→ PROVIDED INFORMATION:
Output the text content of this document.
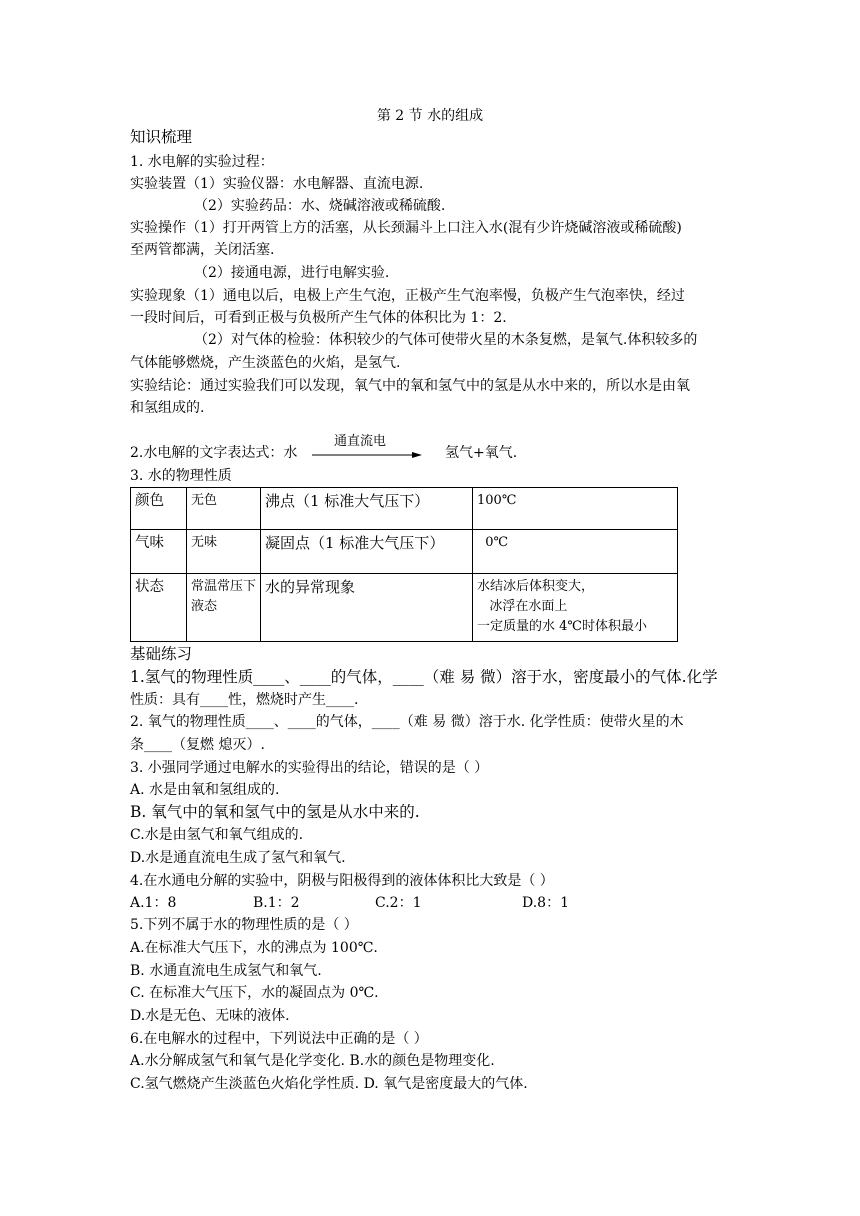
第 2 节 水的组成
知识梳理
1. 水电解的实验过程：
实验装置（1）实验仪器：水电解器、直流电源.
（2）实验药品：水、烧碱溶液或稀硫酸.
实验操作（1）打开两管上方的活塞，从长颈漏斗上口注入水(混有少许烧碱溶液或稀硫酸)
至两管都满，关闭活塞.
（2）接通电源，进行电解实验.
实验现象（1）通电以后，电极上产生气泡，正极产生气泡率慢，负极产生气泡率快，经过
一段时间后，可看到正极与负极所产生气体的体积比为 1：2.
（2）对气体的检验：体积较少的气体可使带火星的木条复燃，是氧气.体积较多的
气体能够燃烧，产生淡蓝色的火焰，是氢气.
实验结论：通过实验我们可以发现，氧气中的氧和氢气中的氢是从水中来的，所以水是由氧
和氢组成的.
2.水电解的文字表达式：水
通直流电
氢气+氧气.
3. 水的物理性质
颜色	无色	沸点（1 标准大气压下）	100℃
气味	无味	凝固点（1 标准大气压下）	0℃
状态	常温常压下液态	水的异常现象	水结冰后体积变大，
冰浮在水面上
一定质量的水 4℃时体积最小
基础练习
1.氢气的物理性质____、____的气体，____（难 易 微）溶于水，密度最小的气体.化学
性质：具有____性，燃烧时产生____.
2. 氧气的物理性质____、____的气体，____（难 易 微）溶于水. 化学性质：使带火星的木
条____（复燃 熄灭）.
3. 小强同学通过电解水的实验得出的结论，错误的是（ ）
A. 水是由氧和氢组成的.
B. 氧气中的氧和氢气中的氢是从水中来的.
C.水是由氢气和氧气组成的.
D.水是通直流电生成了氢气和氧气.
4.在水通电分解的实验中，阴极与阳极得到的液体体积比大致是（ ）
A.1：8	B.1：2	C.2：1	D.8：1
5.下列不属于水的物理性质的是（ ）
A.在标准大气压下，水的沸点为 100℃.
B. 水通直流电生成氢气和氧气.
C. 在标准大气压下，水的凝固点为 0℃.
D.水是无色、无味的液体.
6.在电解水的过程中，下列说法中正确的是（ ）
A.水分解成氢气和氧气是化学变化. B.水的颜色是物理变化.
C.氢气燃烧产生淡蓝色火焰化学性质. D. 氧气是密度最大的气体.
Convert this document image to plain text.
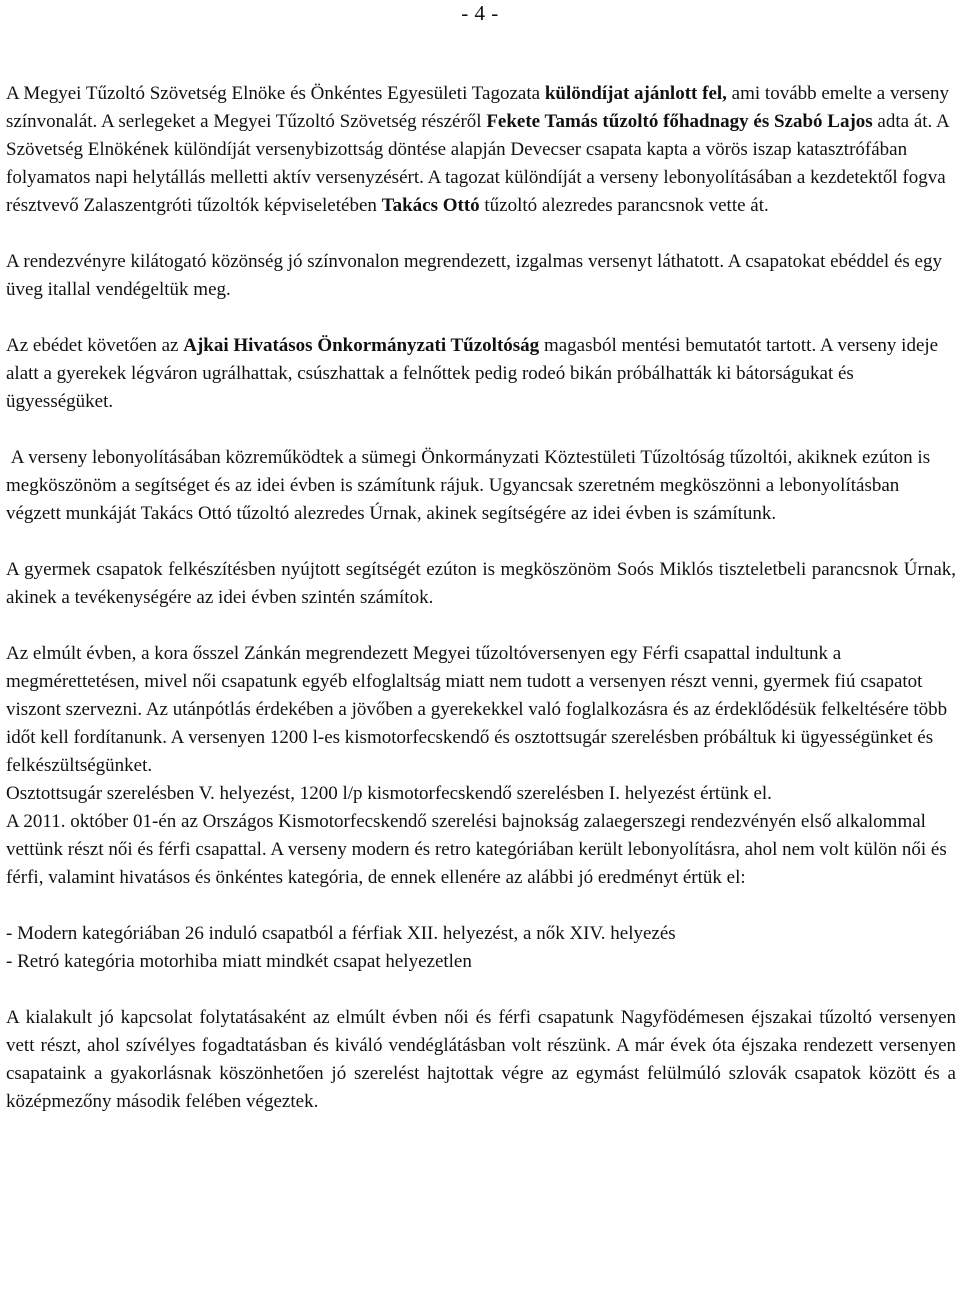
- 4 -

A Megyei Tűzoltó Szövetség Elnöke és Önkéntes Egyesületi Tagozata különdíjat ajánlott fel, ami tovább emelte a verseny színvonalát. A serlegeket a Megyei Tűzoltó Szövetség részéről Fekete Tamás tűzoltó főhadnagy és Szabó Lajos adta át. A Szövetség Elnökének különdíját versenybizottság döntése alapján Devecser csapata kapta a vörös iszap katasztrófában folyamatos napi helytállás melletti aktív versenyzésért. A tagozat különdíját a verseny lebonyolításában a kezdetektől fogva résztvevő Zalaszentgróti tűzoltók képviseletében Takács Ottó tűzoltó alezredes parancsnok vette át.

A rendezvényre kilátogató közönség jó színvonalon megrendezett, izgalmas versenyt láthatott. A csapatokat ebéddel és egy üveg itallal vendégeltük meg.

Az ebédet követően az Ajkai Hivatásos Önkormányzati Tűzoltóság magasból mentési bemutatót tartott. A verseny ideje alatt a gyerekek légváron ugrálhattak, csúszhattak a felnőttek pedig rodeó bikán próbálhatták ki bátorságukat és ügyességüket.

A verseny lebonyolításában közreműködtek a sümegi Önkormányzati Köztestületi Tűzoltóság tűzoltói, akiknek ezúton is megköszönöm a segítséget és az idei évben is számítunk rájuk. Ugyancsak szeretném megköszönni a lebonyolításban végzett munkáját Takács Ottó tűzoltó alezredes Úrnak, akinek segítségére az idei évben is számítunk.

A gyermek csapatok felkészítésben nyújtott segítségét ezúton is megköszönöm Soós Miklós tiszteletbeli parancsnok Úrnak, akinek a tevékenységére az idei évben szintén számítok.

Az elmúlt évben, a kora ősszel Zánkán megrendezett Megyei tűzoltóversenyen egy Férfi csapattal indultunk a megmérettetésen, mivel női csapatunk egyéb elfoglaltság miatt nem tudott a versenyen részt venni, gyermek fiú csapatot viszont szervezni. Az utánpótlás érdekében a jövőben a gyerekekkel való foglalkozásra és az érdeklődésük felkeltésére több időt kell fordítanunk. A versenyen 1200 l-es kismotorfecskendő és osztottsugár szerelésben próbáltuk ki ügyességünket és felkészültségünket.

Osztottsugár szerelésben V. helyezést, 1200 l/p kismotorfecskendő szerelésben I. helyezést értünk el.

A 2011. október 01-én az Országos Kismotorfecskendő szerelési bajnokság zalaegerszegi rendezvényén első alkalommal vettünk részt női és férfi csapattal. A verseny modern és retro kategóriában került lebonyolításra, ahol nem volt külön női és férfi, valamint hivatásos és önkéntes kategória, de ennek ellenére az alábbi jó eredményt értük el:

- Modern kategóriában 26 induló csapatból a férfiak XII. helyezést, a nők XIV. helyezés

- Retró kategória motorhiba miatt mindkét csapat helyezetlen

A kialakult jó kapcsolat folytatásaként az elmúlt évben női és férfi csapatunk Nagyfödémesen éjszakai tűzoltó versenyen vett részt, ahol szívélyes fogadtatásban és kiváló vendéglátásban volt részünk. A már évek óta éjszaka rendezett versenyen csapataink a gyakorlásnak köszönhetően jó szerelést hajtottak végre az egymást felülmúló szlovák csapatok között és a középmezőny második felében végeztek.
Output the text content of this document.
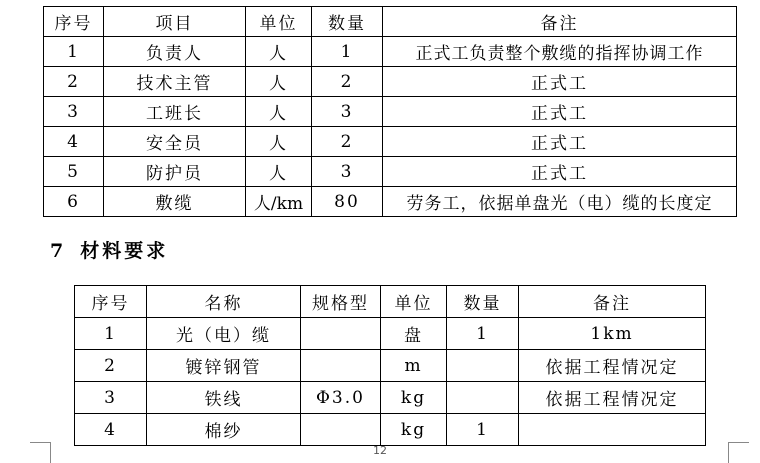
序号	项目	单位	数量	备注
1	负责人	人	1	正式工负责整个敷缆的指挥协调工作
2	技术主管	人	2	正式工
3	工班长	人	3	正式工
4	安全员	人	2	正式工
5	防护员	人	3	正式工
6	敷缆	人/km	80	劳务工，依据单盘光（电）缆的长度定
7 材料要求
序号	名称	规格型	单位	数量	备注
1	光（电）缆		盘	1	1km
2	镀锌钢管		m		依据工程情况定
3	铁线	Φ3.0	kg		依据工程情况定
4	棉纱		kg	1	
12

→ TO DO: Gather all lines from the listing above in which "氧气中的氧和氢气中的氢是从水中来的" occurs.

→ IN RESPONSE:
实验结论：通过实验我们可以发现，氧气中的氧和氢气中的氢是从水中来的，所以水是由氧
B. 氧气中的氧和氢气中的氢是从水中来的.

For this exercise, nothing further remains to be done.